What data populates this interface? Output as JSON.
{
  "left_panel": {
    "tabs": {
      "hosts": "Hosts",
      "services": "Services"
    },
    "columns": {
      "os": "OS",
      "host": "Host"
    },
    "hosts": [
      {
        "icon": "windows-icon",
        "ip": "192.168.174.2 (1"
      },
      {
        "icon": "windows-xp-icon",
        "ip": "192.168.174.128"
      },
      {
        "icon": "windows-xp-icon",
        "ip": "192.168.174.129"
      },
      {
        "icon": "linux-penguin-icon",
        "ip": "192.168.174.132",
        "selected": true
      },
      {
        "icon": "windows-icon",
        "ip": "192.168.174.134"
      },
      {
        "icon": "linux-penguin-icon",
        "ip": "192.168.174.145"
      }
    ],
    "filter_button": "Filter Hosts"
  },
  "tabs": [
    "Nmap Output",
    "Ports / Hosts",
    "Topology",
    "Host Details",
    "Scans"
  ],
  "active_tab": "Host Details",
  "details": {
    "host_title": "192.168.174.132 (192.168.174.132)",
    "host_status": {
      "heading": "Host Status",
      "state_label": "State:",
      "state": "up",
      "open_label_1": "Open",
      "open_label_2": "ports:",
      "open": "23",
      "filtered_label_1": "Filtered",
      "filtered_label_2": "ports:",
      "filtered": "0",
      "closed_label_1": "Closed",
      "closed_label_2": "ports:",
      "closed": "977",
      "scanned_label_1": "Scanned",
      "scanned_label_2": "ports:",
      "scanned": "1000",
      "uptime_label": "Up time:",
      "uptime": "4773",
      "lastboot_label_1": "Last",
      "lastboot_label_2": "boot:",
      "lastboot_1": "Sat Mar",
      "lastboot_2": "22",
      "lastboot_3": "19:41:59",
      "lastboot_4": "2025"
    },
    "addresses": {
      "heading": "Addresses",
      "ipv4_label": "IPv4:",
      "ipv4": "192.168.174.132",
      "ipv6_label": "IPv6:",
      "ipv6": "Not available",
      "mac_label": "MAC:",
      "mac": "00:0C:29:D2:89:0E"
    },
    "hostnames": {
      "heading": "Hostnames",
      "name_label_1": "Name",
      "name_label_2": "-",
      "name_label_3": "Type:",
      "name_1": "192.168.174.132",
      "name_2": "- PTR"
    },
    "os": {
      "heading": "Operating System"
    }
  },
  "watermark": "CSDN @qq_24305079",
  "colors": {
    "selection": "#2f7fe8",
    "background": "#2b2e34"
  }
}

▬▬▬▬▬▬

*TASK TO CARRY OUT*
Print every entry exactly as it appears.

*WRITTEN ANSWER*
What data populates this interface? Output as JSON.
{
  "left_panel": {
    "tabs": {
      "hosts": "Hosts",
      "services": "Services"
    },
    "columns": {
      "os": "OS",
      "host": "Host"
    },
    "hosts": [
      {
        "icon": "windows-icon",
        "ip": "192.168.174.2 (1"
      },
      {
        "icon": "windows-xp-icon",
        "ip": "192.168.174.128"
      },
      {
        "icon": "windows-xp-icon",
        "ip": "192.168.174.129"
      },
      {
        "icon": "linux-penguin-icon",
        "ip": "192.168.174.132",
        "selected": true
      },
      {
        "icon": "windows-icon",
        "ip": "192.168.174.134"
      },
      {
        "icon": "linux-penguin-icon",
        "ip": "192.168.174.145"
      }
    ],
    "filter_button": "Filter Hosts"
  },
  "tabs": [
    "Nmap Output",
    "Ports / Hosts",
    "Topology",
    "Host Details",
    "Scans"
  ],
  "active_tab": "Host Details",
  "details": {
    "host_title": "192.168.174.132 (192.168.174.132)",
    "host_status": {
      "heading": "Host Status",
      "state_label": "State:",
      "state": "up",
      "open_label_1": "Open",
      "open_label_2": "ports:",
      "open": "23",
      "filtered_label_1": "Filtered",
      "filtered_label_2": "ports:",
      "filtered": "0",
      "closed_label_1": "Closed",
      "closed_label_2": "ports:",
      "closed": "977",
      "scanned_label_1": "Scanned",
      "scanned_label_2": "ports:",
      "scanned": "1000",
      "uptime_label": "Up time:",
      "uptime": "4773",
      "lastboot_label_1": "Last",
      "lastboot_label_2": "boot:",
      "lastboot_1": "Sat Mar",
      "lastboot_2": "22",
      "lastboot_3": "19:41:59",
      "lastboot_4": "2025"
    },
    "addresses": {
      "heading": "Addresses",
      "ipv4_label": "IPv4:",
      "ipv4": "192.168.174.132",
      "ipv6_label": "IPv6:",
      "ipv6": "Not available",
      "mac_label": "MAC:",
      "mac": "00:0C:29:D2:89:0E"
    },
    "hostnames": {
      "heading": "Hostnames",
      "name_label_1": "Name",
      "name_label_2": "-",
      "name_label_3": "Type:",
      "name_1": "192.168.174.132",
      "name_2": "- PTR"
    },
    "os": {
      "heading": "Operating System"
    }
  },
  "watermark": "CSDN @qq_24305079",
  "colors": {
    "selection": "#2f7fe8",
    "background": "#2b2e34"
  }
}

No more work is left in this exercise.